_JOB_: For this exercise, copy out each line of the material below that includes "vous".

_DATA FOR PROCESSING_:
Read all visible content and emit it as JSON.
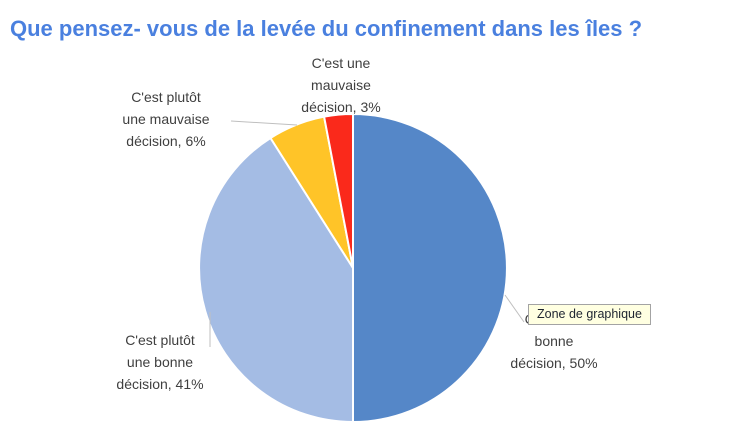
{
  "title": "Que pensez- vous de la levée du confinement dans les îles ?",
  "tooltip": {
    "text": "Zone de graphique"
  },
  "labels": {
    "bonne_50": "C'est une\nbonne\ndécision, 50%",
    "plutot_bonne_41": "C'est plutôt\nune bonne\ndécision, 41%",
    "plutot_mauvaise_6": "C'est plutôt\nune mauvaise\ndécision, 6%",
    "mauvaise_3": "C'est une\nmauvaise\ndécision, 3%"
  },
  "colors": {
    "title_text": "#4A80DF",
    "label_text": "#3F3F3F",
    "leader_line": "#BFBFBF",
    "tooltip_bg": "#FFFFE1",
    "tooltip_border": "#A3A3A3",
    "slice_gap": "#FFFFFF"
  },
  "chart_data": {
    "type": "pie",
    "title": "Que pensez- vous de la levée du confinement dans les îles ?",
    "start_angle_deg": 0,
    "direction": "clockwise",
    "legend": "none",
    "slices": [
      {
        "label": "C'est une bonne décision",
        "value": 50,
        "unit": "%",
        "color": "#5587C8"
      },
      {
        "label": "C'est plutôt une bonne décision",
        "value": 41,
        "unit": "%",
        "color": "#A4BCE4"
      },
      {
        "label": "C'est plutôt une mauvaise décision",
        "value": 6,
        "unit": "%",
        "color": "#FFC428"
      },
      {
        "label": "C'est une mauvaise décision",
        "value": 3,
        "unit": "%",
        "color": "#FA291B"
      }
    ]
  }
}
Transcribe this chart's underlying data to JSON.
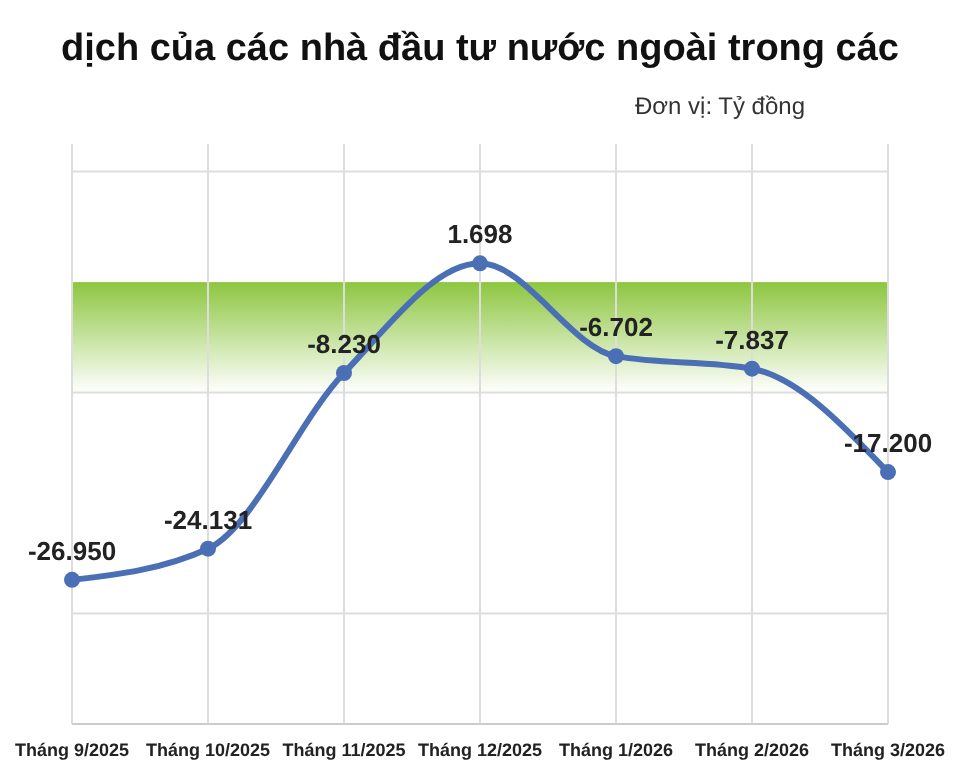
{
  "chart_data": {
    "type": "line",
    "title": "dịch của các nhà đầu tư nước ngoài trong các",
    "subtitle": "Đơn vị: Tỷ đồng",
    "categories": [
      "Tháng 9/2025",
      "Tháng 10/2025",
      "Tháng 11/2025",
      "Tháng 12/2025",
      "Tháng 1/2026",
      "Tháng 2/2026",
      "Tháng 3/2026"
    ],
    "series": [
      {
        "color": "#4a6fb5",
        "values": [
          -26950,
          -24131,
          -8230,
          1698,
          -6702,
          -7837,
          -17200
        ],
        "value_labels": [
          "-26.950",
          "-24.131",
          "-8.230",
          "1.698",
          "-6.702",
          "-7.837",
          "-17.200"
        ]
      }
    ],
    "ylim": [
      -40000,
      12500
    ],
    "yticks": [
      {
        "value": -30000,
        "label": null
      },
      {
        "value": -10000,
        "label": null
      },
      {
        "value": 10000,
        "label": null
      }
    ],
    "tick_labels": "x",
    "grid": true,
    "marker": "circle",
    "line_style": "solid",
    "bands": [
      {
        "axis": "y",
        "from": -10000,
        "to": 0,
        "color": "#8dc63f"
      }
    ]
  }
}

_EXERCISE ANSWER_:
  "title": "Que pensez- vous de la levée du confinement dans les îles ?",
    "title": "Que pensez- vous de la levée du confinement dans les îles ?",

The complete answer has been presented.